* Begin *
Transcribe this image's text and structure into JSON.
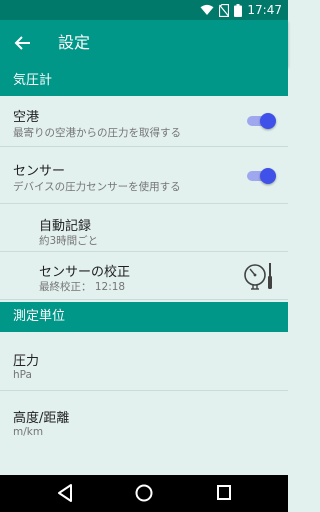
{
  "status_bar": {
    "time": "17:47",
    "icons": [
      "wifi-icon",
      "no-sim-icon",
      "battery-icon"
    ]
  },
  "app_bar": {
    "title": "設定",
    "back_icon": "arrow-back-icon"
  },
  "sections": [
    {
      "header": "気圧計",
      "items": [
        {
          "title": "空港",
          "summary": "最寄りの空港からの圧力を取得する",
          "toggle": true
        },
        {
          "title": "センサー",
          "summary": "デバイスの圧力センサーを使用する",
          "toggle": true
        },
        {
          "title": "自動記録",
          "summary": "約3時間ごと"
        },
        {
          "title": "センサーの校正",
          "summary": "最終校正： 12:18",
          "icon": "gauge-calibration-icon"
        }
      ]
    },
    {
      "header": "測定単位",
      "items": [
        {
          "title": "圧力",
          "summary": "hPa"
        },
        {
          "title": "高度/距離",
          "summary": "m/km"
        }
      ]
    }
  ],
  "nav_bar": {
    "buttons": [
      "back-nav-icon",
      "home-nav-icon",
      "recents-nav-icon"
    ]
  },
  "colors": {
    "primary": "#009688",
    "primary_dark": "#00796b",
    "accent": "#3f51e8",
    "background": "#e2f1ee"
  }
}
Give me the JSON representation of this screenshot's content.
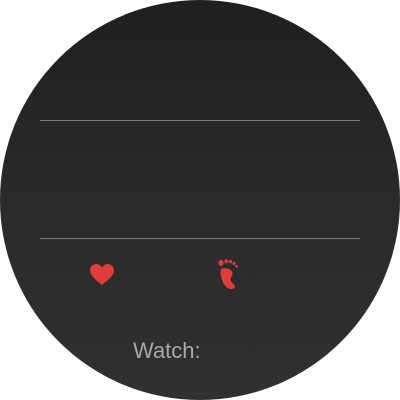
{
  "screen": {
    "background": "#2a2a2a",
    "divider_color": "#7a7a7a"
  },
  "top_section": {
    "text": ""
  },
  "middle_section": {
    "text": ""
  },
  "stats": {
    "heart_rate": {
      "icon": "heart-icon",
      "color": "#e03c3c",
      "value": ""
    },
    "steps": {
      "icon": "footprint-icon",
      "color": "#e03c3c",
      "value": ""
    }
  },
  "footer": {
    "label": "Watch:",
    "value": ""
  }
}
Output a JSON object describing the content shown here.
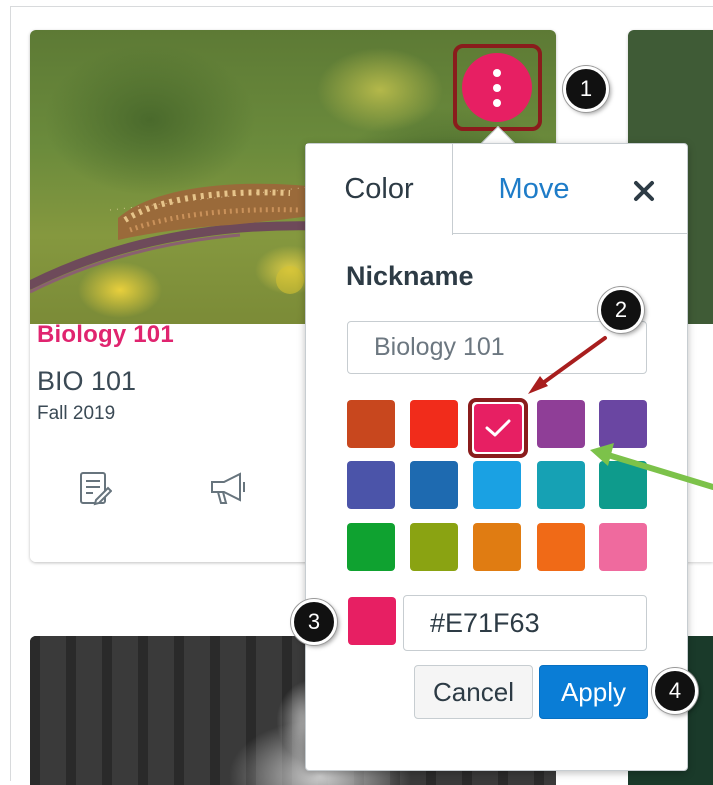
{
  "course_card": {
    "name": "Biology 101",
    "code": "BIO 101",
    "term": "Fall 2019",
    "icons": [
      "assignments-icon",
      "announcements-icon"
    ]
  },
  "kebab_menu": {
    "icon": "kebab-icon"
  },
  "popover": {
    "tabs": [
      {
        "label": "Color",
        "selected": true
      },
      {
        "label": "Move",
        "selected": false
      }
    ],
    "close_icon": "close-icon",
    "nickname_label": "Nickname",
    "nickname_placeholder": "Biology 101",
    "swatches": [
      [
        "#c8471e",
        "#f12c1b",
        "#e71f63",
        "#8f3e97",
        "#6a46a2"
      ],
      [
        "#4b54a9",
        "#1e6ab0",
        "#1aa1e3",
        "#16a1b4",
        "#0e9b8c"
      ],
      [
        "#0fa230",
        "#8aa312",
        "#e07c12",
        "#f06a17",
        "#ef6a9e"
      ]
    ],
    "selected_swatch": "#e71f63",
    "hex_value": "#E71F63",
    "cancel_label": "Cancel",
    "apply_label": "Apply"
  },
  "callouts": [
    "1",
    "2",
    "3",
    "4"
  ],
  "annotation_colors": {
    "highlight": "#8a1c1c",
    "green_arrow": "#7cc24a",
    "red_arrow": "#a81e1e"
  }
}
* End *
**GIVEN EXERCISE:** Leave images out of the retyped records; keep all else exact.

**ANSWER TO THIS EXERCISE:**
Transcribe this image's text and structure into JSON.
{
  "status_bar": {
    "time": "17:47",
    "icons": [
      "wifi-icon",
      "no-sim-icon",
      "battery-icon"
    ]
  },
  "app_bar": {
    "title": "設定",
    "back_icon": "arrow-back-icon"
  },
  "sections": [
    {
      "header": "気圧計",
      "items": [
        {
          "title": "空港",
          "summary": "最寄りの空港からの圧力を取得する",
          "toggle": true
        },
        {
          "title": "センサー",
          "summary": "デバイスの圧力センサーを使用する",
          "toggle": true
        },
        {
          "title": "自動記録",
          "summary": "約3時間ごと"
        },
        {
          "title": "センサーの校正",
          "summary": "最終校正： 12:18",
          "icon": "gauge-calibration-icon"
        }
      ]
    },
    {
      "header": "測定単位",
      "items": [
        {
          "title": "圧力",
          "summary": "hPa"
        },
        {
          "title": "高度/距離",
          "summary": "m/km"
        }
      ]
    }
  ],
  "nav_bar": {
    "buttons": [
      "back-nav-icon",
      "home-nav-icon",
      "recents-nav-icon"
    ]
  },
  "colors": {
    "primary": "#009688",
    "primary_dark": "#00796b",
    "accent": "#3f51e8",
    "background": "#e2f1ee"
  }
}
Give me the JSON representation of this screenshot's content.
{
  "screen": {
    "background": "#2a2a2a",
    "divider_color": "#7a7a7a"
  },
  "top_section": {
    "text": ""
  },
  "middle_section": {
    "text": ""
  },
  "stats": {
    "heart_rate": {
      "icon": "heart-icon",
      "color": "#e03c3c",
      "value": ""
    },
    "steps": {
      "icon": "footprint-icon",
      "color": "#e03c3c",
      "value": ""
    }
  },
  "footer": {
    "label": "Watch:",
    "value": ""
  }
}
Output a JSON object describing the content shown here.
{
  "course_card": {
    "name": "Biology 101",
    "code": "BIO 101",
    "term": "Fall 2019",
    "icons": [
      "assignments-icon",
      "announcements-icon"
    ]
  },
  "kebab_menu": {
    "icon": "kebab-icon"
  },
  "popover": {
    "tabs": [
      {
        "label": "Color",
        "selected": true
      },
      {
        "label": "Move",
        "selected": false
      }
    ],
    "close_icon": "close-icon",
    "nickname_label": "Nickname",
    "nickname_placeholder": "Biology 101",
    "swatches": [
      [
        "#c8471e",
        "#f12c1b",
        "#e71f63",
        "#8f3e97",
        "#6a46a2"
      ],
      [
        "#4b54a9",
        "#1e6ab0",
        "#1aa1e3",
        "#16a1b4",
        "#0e9b8c"
      ],
      [
        "#0fa230",
        "#8aa312",
        "#e07c12",
        "#f06a17",
        "#ef6a9e"
      ]
    ],
    "selected_swatch": "#e71f63",
    "hex_value": "#E71F63",
    "cancel_label": "Cancel",
    "apply_label": "Apply"
  },
  "callouts": [
    "1",
    "2",
    "3",
    "4"
  ],
  "annotation_colors": {
    "highlight": "#8a1c1c",
    "green_arrow": "#7cc24a",
    "red_arrow": "#a81e1e"
  }
}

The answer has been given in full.